(Stored items)
%%

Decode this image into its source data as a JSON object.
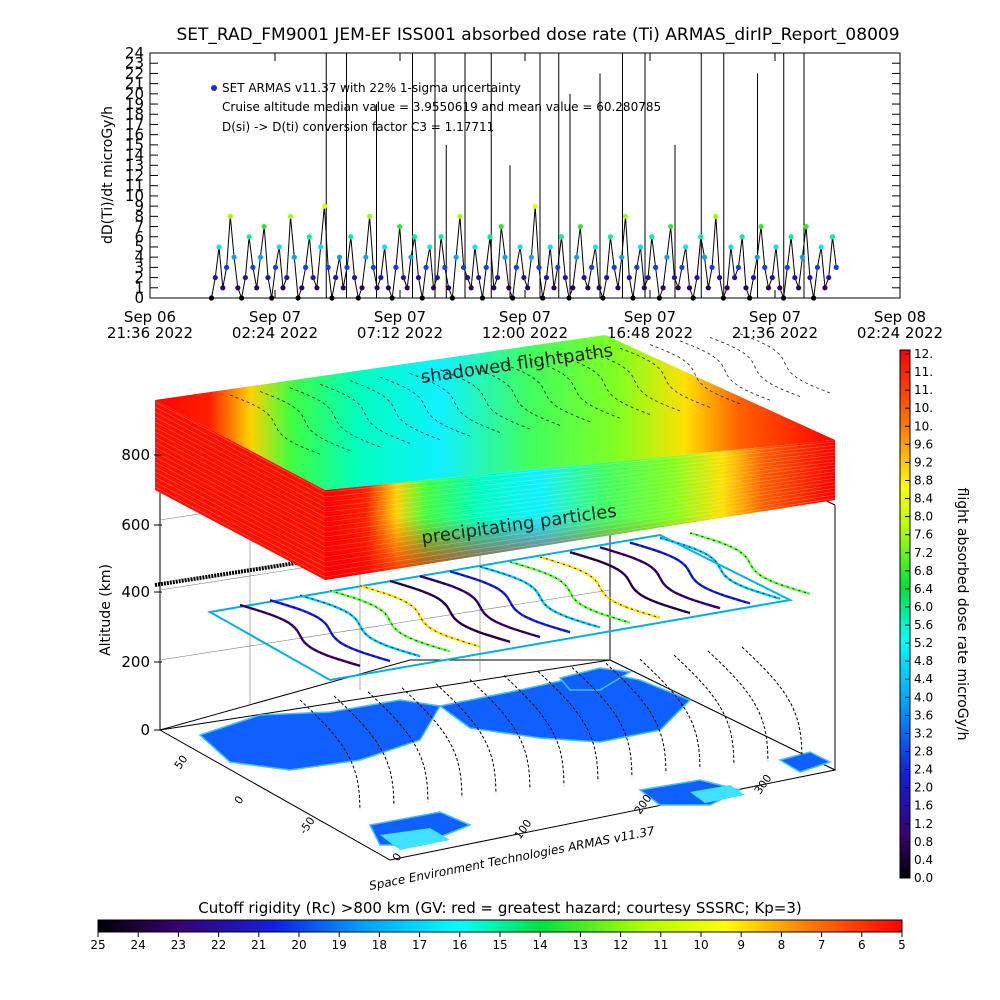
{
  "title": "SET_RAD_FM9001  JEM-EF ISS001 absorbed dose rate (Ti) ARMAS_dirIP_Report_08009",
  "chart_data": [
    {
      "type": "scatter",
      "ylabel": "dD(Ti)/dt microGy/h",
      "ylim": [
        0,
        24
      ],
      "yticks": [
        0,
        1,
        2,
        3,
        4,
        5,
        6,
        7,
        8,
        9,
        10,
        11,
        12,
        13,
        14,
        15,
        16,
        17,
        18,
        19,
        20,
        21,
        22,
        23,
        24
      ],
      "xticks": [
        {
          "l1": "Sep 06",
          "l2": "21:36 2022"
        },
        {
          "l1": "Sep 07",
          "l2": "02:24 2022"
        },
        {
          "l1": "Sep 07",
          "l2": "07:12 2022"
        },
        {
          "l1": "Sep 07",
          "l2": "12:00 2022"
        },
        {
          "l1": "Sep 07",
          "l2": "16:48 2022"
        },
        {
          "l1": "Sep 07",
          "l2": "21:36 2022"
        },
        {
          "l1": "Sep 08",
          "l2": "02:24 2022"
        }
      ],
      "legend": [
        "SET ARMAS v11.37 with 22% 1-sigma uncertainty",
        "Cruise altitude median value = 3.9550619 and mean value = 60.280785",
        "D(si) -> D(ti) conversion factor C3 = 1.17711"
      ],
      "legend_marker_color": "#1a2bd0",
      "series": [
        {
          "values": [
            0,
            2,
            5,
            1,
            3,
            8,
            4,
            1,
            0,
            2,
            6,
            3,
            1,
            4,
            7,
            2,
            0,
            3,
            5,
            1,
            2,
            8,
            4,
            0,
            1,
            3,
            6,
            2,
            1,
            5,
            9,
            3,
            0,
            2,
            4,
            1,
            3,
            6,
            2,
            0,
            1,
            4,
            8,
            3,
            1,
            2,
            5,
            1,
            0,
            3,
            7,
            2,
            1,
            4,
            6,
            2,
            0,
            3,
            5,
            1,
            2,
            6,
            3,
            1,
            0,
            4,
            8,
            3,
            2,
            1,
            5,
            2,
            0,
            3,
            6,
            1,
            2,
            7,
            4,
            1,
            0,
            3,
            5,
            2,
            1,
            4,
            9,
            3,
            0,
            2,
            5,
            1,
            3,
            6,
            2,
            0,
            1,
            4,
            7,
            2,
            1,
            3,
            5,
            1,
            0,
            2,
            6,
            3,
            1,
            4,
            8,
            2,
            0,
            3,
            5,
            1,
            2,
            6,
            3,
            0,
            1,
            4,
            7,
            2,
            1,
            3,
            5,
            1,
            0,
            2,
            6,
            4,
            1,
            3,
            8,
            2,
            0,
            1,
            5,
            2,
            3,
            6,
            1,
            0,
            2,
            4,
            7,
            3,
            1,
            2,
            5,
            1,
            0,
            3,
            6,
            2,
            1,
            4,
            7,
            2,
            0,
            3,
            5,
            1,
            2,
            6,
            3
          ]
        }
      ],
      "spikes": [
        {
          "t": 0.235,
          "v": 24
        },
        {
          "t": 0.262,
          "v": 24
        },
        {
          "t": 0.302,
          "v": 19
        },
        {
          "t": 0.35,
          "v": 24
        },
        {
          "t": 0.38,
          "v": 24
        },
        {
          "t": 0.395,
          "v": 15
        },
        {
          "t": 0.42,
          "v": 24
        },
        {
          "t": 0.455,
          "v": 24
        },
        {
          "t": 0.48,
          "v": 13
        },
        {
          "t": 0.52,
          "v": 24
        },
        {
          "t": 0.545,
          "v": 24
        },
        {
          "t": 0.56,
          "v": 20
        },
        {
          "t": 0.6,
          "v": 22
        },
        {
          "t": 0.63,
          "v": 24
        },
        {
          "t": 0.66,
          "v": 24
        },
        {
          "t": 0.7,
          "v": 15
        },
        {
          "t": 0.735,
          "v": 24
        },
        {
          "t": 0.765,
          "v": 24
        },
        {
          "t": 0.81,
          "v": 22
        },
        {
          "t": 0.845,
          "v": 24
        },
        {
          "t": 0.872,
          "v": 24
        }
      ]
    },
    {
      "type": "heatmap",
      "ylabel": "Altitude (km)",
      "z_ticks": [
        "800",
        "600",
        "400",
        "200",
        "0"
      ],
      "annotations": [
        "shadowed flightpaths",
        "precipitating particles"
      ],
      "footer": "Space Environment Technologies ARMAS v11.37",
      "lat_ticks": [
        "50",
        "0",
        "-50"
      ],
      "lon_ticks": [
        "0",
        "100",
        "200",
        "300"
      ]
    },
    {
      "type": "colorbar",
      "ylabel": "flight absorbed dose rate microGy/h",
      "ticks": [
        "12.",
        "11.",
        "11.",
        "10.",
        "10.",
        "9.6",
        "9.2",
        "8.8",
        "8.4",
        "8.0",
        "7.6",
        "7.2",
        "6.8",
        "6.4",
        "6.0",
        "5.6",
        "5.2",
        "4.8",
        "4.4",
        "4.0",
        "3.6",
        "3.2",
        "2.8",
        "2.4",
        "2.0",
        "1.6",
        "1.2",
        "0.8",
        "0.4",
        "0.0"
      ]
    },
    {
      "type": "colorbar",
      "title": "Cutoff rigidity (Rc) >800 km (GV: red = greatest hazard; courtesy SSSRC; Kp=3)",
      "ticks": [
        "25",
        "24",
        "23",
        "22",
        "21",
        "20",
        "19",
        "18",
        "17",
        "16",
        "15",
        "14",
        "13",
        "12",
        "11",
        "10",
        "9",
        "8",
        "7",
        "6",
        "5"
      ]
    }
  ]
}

%%
%%

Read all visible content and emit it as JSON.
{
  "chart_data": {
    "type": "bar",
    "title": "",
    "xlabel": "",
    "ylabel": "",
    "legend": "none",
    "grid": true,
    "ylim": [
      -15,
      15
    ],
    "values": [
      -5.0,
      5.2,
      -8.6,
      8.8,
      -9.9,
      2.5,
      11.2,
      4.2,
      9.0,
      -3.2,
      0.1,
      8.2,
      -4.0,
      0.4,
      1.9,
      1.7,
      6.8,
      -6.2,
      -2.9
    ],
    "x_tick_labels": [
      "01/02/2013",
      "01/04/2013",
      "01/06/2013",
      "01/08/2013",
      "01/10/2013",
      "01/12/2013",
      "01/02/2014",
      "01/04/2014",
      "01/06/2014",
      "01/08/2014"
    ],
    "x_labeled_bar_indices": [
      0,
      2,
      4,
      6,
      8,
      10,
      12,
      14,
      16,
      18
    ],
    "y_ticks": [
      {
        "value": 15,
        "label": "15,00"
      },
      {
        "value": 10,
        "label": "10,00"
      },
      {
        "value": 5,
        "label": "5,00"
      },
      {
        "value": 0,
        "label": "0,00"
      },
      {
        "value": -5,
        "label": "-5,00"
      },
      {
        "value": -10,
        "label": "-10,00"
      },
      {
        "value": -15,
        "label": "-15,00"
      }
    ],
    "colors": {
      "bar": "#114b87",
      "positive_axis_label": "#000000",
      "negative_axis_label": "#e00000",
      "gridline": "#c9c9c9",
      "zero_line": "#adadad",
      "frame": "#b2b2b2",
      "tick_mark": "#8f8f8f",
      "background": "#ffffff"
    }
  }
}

%%

Return from the data every line that holds "rate".

  "title": "SET_RAD_FM9001  JEM-EF ISS001 absorbed dose rate (Ti) ARMAS_dirIP_Report_08009",
      "ylabel": "flight absorbed dose rate microGy/h",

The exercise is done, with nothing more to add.